Required task: Repeat each entry in full, exactly.

#####

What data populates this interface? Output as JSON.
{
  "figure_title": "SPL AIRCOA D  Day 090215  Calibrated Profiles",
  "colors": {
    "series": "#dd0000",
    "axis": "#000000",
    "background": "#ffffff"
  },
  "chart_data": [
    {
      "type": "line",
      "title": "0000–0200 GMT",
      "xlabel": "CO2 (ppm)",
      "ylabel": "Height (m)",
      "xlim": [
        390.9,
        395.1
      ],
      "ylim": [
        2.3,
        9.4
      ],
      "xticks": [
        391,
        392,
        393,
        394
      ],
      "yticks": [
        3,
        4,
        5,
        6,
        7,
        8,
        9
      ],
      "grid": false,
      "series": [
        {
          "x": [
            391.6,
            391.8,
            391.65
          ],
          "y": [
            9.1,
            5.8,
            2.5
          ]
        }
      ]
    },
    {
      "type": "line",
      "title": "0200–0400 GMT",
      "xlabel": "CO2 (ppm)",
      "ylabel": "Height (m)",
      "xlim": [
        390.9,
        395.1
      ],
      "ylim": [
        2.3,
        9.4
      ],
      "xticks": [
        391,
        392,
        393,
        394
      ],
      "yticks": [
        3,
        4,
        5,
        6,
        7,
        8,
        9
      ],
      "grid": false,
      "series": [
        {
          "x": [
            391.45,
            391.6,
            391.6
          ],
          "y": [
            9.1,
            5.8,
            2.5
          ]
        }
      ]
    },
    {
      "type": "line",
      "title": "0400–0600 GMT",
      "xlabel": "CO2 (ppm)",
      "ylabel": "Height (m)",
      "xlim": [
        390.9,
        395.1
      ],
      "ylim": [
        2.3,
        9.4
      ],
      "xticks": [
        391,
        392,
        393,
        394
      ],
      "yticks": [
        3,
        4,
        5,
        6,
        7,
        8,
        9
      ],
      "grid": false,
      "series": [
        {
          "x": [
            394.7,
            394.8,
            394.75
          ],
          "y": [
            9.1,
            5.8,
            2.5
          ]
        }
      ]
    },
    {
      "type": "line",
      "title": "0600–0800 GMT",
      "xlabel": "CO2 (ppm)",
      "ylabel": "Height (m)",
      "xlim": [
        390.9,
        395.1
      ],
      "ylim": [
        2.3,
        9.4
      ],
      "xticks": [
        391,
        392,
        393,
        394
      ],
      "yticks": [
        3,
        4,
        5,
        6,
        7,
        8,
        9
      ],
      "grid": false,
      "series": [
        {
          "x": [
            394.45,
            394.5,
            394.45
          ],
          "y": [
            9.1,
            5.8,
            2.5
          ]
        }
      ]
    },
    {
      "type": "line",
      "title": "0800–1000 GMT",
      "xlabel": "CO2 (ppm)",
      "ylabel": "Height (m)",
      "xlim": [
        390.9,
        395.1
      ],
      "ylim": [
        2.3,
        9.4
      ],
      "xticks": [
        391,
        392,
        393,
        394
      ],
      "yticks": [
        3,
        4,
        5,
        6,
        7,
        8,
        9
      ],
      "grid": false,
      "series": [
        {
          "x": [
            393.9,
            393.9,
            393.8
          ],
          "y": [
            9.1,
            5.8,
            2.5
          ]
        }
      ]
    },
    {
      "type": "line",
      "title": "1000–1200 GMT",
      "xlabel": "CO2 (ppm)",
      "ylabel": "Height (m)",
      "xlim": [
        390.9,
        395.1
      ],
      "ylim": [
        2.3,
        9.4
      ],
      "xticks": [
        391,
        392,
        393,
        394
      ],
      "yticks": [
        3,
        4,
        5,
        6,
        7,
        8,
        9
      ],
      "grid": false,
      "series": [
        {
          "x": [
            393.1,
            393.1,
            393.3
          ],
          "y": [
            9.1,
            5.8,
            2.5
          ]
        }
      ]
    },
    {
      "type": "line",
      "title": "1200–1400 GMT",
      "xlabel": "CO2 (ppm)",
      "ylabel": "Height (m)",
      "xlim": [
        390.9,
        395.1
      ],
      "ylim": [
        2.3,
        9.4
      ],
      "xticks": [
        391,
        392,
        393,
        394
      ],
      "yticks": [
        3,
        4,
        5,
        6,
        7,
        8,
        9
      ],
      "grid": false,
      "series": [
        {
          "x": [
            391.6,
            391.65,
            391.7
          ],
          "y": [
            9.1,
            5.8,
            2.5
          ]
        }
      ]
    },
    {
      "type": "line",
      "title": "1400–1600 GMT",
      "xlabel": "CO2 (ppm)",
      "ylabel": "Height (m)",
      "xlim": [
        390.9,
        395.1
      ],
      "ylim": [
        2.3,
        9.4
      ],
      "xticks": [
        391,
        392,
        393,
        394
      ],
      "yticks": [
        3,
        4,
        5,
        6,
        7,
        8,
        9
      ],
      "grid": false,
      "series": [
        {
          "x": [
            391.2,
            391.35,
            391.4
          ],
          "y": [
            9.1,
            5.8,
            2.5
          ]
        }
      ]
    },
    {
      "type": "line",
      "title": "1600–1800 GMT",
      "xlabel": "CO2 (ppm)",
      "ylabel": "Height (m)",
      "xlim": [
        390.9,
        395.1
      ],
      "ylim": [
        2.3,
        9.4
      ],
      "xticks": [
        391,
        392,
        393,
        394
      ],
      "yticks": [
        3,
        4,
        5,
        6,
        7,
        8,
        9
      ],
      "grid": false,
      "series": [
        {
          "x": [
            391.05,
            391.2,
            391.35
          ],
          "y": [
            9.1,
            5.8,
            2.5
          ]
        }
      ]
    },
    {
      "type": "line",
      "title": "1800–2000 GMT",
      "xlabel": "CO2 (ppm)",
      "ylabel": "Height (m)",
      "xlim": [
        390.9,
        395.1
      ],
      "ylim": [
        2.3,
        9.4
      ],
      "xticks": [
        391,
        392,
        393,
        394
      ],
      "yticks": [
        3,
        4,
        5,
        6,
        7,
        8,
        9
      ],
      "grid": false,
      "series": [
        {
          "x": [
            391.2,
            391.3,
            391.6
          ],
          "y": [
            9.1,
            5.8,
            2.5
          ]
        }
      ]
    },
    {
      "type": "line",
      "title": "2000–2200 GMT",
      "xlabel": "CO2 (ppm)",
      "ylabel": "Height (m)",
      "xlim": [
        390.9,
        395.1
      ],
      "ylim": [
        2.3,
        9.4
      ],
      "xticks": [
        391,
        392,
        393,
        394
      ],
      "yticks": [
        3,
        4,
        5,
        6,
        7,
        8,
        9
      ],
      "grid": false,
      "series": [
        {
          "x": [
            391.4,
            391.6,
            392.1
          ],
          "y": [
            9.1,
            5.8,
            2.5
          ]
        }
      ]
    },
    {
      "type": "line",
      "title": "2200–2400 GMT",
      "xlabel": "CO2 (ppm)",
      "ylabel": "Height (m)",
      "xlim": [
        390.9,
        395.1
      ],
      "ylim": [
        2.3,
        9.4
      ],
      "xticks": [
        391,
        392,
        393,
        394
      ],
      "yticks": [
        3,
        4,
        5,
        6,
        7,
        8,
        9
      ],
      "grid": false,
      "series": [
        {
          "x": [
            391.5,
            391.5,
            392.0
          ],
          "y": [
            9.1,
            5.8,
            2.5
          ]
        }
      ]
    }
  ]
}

#####

Answer to this task:
What data populates this interface? Output as JSON.
{
  "figure_title": "SPL AIRCOA D  Day 090215  Calibrated Profiles",
  "colors": {
    "series": "#dd0000",
    "axis": "#000000",
    "background": "#ffffff"
  },
  "chart_data": [
    {
      "type": "line",
      "title": "0000–0200 GMT",
      "xlabel": "CO2 (ppm)",
      "ylabel": "Height (m)",
      "xlim": [
        390.9,
        395.1
      ],
      "ylim": [
        2.3,
        9.4
      ],
      "xticks": [
        391,
        392,
        393,
        394
      ],
      "yticks": [
        3,
        4,
        5,
        6,
        7,
        8,
        9
      ],
      "grid": false,
      "series": [
        {
          "x": [
            391.6,
            391.8,
            391.65
          ],
          "y": [
            9.1,
            5.8,
            2.5
          ]
        }
      ]
    },
    {
      "type": "line",
      "title": "0200–0400 GMT",
      "xlabel": "CO2 (ppm)",
      "ylabel": "Height (m)",
      "xlim": [
        390.9,
        395.1
      ],
      "ylim": [
        2.3,
        9.4
      ],
      "xticks": [
        391,
        392,
        393,
        394
      ],
      "yticks": [
        3,
        4,
        5,
        6,
        7,
        8,
        9
      ],
      "grid": false,
      "series": [
        {
          "x": [
            391.45,
            391.6,
            391.6
          ],
          "y": [
            9.1,
            5.8,
            2.5
          ]
        }
      ]
    },
    {
      "type": "line",
      "title": "0400–0600 GMT",
      "xlabel": "CO2 (ppm)",
      "ylabel": "Height (m)",
      "xlim": [
        390.9,
        395.1
      ],
      "ylim": [
        2.3,
        9.4
      ],
      "xticks": [
        391,
        392,
        393,
        394
      ],
      "yticks": [
        3,
        4,
        5,
        6,
        7,
        8,
        9
      ],
      "grid": false,
      "series": [
        {
          "x": [
            394.7,
            394.8,
            394.75
          ],
          "y": [
            9.1,
            5.8,
            2.5
          ]
        }
      ]
    },
    {
      "type": "line",
      "title": "0600–0800 GMT",
      "xlabel": "CO2 (ppm)",
      "ylabel": "Height (m)",
      "xlim": [
        390.9,
        395.1
      ],
      "ylim": [
        2.3,
        9.4
      ],
      "xticks": [
        391,
        392,
        393,
        394
      ],
      "yticks": [
        3,
        4,
        5,
        6,
        7,
        8,
        9
      ],
      "grid": false,
      "series": [
        {
          "x": [
            394.45,
            394.5,
            394.45
          ],
          "y": [
            9.1,
            5.8,
            2.5
          ]
        }
      ]
    },
    {
      "type": "line",
      "title": "0800–1000 GMT",
      "xlabel": "CO2 (ppm)",
      "ylabel": "Height (m)",
      "xlim": [
        390.9,
        395.1
      ],
      "ylim": [
        2.3,
        9.4
      ],
      "xticks": [
        391,
        392,
        393,
        394
      ],
      "yticks": [
        3,
        4,
        5,
        6,
        7,
        8,
        9
      ],
      "grid": false,
      "series": [
        {
          "x": [
            393.9,
            393.9,
            393.8
          ],
          "y": [
            9.1,
            5.8,
            2.5
          ]
        }
      ]
    },
    {
      "type": "line",
      "title": "1000–1200 GMT",
      "xlabel": "CO2 (ppm)",
      "ylabel": "Height (m)",
      "xlim": [
        390.9,
        395.1
      ],
      "ylim": [
        2.3,
        9.4
      ],
      "xticks": [
        391,
        392,
        393,
        394
      ],
      "yticks": [
        3,
        4,
        5,
        6,
        7,
        8,
        9
      ],
      "grid": false,
      "series": [
        {
          "x": [
            393.1,
            393.1,
            393.3
          ],
          "y": [
            9.1,
            5.8,
            2.5
          ]
        }
      ]
    },
    {
      "type": "line",
      "title": "1200–1400 GMT",
      "xlabel": "CO2 (ppm)",
      "ylabel": "Height (m)",
      "xlim": [
        390.9,
        395.1
      ],
      "ylim": [
        2.3,
        9.4
      ],
      "xticks": [
        391,
        392,
        393,
        394
      ],
      "yticks": [
        3,
        4,
        5,
        6,
        7,
        8,
        9
      ],
      "grid": false,
      "series": [
        {
          "x": [
            391.6,
            391.65,
            391.7
          ],
          "y": [
            9.1,
            5.8,
            2.5
          ]
        }
      ]
    },
    {
      "type": "line",
      "title": "1400–1600 GMT",
      "xlabel": "CO2 (ppm)",
      "ylabel": "Height (m)",
      "xlim": [
        390.9,
        395.1
      ],
      "ylim": [
        2.3,
        9.4
      ],
      "xticks": [
        391,
        392,
        393,
        394
      ],
      "yticks": [
        3,
        4,
        5,
        6,
        7,
        8,
        9
      ],
      "grid": false,
      "series": [
        {
          "x": [
            391.2,
            391.35,
            391.4
          ],
          "y": [
            9.1,
            5.8,
            2.5
          ]
        }
      ]
    },
    {
      "type": "line",
      "title": "1600–1800 GMT",
      "xlabel": "CO2 (ppm)",
      "ylabel": "Height (m)",
      "xlim": [
        390.9,
        395.1
      ],
      "ylim": [
        2.3,
        9.4
      ],
      "xticks": [
        391,
        392,
        393,
        394
      ],
      "yticks": [
        3,
        4,
        5,
        6,
        7,
        8,
        9
      ],
      "grid": false,
      "series": [
        {
          "x": [
            391.05,
            391.2,
            391.35
          ],
          "y": [
            9.1,
            5.8,
            2.5
          ]
        }
      ]
    },
    {
      "type": "line",
      "title": "1800–2000 GMT",
      "xlabel": "CO2 (ppm)",
      "ylabel": "Height (m)",
      "xlim": [
        390.9,
        395.1
      ],
      "ylim": [
        2.3,
        9.4
      ],
      "xticks": [
        391,
        392,
        393,
        394
      ],
      "yticks": [
        3,
        4,
        5,
        6,
        7,
        8,
        9
      ],
      "grid": false,
      "series": [
        {
          "x": [
            391.2,
            391.3,
            391.6
          ],
          "y": [
            9.1,
            5.8,
            2.5
          ]
        }
      ]
    },
    {
      "type": "line",
      "title": "2000–2200 GMT",
      "xlabel": "CO2 (ppm)",
      "ylabel": "Height (m)",
      "xlim": [
        390.9,
        395.1
      ],
      "ylim": [
        2.3,
        9.4
      ],
      "xticks": [
        391,
        392,
        393,
        394
      ],
      "yticks": [
        3,
        4,
        5,
        6,
        7,
        8,
        9
      ],
      "grid": false,
      "series": [
        {
          "x": [
            391.4,
            391.6,
            392.1
          ],
          "y": [
            9.1,
            5.8,
            2.5
          ]
        }
      ]
    },
    {
      "type": "line",
      "title": "2200–2400 GMT",
      "xlabel": "CO2 (ppm)",
      "ylabel": "Height (m)",
      "xlim": [
        390.9,
        395.1
      ],
      "ylim": [
        2.3,
        9.4
      ],
      "xticks": [
        391,
        392,
        393,
        394
      ],
      "yticks": [
        3,
        4,
        5,
        6,
        7,
        8,
        9
      ],
      "grid": false,
      "series": [
        {
          "x": [
            391.5,
            391.5,
            392.0
          ],
          "y": [
            9.1,
            5.8,
            2.5
          ]
        }
      ]
    }
  ]
}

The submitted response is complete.